### [PROBLEM REQUIREMENTS]
Every line below that contains "title" is to be copied.

## begin DATASET EXCERPTS

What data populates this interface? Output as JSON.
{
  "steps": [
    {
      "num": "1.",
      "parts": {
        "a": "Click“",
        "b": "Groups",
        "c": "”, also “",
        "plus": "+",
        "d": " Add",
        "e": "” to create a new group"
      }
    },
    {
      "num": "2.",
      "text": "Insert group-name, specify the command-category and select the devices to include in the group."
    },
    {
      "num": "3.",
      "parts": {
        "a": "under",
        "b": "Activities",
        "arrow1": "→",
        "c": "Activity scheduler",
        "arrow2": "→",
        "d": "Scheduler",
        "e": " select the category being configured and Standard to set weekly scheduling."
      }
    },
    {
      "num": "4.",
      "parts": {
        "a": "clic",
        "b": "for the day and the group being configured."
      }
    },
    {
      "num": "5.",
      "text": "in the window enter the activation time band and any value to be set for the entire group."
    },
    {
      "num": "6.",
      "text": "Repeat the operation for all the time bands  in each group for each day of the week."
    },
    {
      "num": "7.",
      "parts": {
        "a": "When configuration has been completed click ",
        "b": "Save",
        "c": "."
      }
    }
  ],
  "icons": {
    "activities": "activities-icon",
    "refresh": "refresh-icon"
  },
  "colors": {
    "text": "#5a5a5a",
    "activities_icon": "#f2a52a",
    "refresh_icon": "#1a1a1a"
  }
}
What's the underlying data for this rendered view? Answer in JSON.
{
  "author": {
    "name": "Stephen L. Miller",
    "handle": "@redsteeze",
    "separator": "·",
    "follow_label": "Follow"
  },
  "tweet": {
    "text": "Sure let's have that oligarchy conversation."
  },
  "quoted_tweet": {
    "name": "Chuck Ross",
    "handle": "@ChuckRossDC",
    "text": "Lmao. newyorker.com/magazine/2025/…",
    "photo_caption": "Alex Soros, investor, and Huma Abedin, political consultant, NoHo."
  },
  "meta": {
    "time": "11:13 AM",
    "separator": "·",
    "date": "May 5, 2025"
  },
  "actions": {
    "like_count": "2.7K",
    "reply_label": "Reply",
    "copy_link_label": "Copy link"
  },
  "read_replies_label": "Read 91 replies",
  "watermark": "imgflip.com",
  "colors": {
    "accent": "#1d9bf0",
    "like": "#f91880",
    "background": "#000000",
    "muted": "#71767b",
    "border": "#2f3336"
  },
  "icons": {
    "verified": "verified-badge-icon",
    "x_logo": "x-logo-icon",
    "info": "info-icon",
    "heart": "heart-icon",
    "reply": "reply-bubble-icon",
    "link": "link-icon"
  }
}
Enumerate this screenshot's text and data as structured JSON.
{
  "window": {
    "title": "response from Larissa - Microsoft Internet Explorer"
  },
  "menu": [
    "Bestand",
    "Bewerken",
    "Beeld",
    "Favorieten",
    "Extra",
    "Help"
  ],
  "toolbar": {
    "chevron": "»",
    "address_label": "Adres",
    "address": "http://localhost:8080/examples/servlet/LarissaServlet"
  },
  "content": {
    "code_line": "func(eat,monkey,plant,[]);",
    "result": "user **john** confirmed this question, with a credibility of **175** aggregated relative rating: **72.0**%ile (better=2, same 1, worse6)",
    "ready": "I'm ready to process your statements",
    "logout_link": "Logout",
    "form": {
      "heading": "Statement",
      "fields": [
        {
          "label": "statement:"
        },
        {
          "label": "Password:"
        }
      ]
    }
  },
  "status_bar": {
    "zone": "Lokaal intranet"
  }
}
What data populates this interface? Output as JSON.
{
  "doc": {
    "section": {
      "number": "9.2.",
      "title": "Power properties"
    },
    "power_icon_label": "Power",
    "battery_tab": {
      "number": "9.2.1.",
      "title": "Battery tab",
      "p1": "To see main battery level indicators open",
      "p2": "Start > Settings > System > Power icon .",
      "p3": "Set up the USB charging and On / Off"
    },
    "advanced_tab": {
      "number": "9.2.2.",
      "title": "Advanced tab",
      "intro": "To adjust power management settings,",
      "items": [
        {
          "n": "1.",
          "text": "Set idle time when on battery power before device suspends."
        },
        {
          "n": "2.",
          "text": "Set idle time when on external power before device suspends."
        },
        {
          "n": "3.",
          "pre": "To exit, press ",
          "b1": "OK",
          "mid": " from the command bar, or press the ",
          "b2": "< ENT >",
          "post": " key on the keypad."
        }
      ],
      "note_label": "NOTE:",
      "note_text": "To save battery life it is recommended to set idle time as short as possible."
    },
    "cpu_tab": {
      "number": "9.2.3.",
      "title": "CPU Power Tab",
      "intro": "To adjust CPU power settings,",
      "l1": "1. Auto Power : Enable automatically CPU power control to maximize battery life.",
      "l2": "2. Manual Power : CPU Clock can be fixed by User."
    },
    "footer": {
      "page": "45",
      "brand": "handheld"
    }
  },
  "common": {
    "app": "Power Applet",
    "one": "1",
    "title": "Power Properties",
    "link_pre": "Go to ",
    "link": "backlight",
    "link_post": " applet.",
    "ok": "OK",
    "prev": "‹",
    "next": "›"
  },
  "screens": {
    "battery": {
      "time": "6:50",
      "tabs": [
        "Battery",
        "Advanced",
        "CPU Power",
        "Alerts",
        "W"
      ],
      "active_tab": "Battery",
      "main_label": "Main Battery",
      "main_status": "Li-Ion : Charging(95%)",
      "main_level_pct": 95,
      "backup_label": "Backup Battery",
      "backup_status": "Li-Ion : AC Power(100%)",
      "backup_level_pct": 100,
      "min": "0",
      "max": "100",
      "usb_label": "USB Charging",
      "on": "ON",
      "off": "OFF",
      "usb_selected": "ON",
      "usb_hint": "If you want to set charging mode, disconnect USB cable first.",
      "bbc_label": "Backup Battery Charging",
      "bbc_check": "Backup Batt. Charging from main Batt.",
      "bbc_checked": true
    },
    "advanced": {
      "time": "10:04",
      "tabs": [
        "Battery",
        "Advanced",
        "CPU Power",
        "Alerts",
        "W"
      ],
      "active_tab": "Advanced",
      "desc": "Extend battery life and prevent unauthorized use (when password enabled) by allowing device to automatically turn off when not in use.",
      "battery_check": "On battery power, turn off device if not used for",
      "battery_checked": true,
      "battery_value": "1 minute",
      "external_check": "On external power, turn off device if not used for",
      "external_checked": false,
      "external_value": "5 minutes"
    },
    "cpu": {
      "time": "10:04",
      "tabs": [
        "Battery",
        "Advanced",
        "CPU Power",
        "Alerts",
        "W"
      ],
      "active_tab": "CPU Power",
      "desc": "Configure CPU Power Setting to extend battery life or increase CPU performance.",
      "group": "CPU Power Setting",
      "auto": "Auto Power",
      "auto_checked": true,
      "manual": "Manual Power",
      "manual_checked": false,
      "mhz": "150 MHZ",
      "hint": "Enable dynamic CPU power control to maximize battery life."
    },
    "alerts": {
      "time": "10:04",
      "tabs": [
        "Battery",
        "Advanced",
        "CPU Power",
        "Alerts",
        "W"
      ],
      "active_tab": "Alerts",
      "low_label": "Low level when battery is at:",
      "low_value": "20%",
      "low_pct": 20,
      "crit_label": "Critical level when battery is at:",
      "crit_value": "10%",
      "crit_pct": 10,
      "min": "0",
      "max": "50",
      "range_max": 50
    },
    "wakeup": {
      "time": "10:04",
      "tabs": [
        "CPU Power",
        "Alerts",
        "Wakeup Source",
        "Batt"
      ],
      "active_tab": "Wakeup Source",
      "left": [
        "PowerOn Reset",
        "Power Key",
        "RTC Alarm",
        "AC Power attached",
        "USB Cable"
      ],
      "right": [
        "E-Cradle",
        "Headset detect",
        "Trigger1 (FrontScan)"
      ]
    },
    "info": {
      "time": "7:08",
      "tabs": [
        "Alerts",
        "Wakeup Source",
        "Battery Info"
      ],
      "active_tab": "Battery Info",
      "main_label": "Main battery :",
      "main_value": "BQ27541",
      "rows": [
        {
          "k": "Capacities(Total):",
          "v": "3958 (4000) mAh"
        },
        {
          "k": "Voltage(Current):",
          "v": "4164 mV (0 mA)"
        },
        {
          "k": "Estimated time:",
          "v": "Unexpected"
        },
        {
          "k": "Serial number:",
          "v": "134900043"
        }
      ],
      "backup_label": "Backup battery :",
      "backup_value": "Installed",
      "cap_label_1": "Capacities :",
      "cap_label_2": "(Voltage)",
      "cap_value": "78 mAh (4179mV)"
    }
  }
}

## end DATASET EXCERPTS

### [COMPLETE OUTPUT]
    "title": "response from Larissa - Microsoft Internet Explorer"
      "title": "Power properties"
      "title": "Battery tab",
      "title": "Advanced tab",
      "title": "CPU Power Tab",
    "title": "Power Properties",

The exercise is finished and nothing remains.